__What you are asked to do__:
Look through the material below and say how many of its lines carry the string "cardiomyocytes". Only the number should be given.

__Available data__:
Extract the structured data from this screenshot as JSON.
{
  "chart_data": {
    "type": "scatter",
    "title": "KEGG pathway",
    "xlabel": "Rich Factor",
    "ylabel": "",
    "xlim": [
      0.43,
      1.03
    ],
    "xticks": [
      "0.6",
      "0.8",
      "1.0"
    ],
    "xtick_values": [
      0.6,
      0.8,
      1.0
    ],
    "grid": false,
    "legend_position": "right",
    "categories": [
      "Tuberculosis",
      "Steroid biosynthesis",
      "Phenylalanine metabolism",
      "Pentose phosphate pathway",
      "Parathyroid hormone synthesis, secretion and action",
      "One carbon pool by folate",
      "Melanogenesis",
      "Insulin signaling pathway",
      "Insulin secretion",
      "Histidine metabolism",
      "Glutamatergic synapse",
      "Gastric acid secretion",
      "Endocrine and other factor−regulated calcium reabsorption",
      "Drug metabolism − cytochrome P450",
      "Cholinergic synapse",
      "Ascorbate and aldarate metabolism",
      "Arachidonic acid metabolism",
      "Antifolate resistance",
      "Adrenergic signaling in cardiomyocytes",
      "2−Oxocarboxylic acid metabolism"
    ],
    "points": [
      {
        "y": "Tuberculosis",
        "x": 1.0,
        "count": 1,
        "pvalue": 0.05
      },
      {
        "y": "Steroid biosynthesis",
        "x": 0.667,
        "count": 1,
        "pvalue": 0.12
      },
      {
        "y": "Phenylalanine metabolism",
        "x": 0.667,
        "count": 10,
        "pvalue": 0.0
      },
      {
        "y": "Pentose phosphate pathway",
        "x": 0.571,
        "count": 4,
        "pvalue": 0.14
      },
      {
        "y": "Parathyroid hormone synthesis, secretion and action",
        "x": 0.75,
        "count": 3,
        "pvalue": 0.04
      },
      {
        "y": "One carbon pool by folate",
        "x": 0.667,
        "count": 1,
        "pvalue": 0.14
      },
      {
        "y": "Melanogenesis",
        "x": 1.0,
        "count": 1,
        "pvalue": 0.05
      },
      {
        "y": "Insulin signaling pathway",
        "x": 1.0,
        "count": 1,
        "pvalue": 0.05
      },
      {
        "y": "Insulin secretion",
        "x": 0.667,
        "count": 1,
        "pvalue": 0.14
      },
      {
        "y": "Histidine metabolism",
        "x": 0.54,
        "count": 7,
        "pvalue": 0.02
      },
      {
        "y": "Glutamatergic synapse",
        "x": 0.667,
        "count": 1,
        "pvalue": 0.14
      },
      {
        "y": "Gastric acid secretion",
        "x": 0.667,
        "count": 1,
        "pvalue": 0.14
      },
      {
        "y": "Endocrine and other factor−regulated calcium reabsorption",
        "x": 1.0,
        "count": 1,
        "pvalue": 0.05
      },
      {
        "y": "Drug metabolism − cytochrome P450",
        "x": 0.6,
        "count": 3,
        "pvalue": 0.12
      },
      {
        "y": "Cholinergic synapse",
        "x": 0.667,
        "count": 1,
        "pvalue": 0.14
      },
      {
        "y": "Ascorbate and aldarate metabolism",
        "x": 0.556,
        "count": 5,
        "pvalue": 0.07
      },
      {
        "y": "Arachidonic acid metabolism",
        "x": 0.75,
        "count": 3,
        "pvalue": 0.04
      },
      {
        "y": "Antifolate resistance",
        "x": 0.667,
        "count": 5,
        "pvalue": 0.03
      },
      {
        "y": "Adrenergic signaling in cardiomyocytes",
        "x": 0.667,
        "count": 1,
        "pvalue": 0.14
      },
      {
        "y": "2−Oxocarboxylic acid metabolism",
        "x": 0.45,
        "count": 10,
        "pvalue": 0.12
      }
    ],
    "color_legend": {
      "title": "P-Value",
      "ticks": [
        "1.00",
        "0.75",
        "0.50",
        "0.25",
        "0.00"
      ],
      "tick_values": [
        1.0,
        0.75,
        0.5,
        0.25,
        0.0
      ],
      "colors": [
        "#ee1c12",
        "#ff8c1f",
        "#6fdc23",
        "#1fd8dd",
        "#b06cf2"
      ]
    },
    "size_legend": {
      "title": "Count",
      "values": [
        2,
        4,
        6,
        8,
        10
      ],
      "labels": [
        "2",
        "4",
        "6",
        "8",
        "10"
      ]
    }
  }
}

__Exercise answer__:
2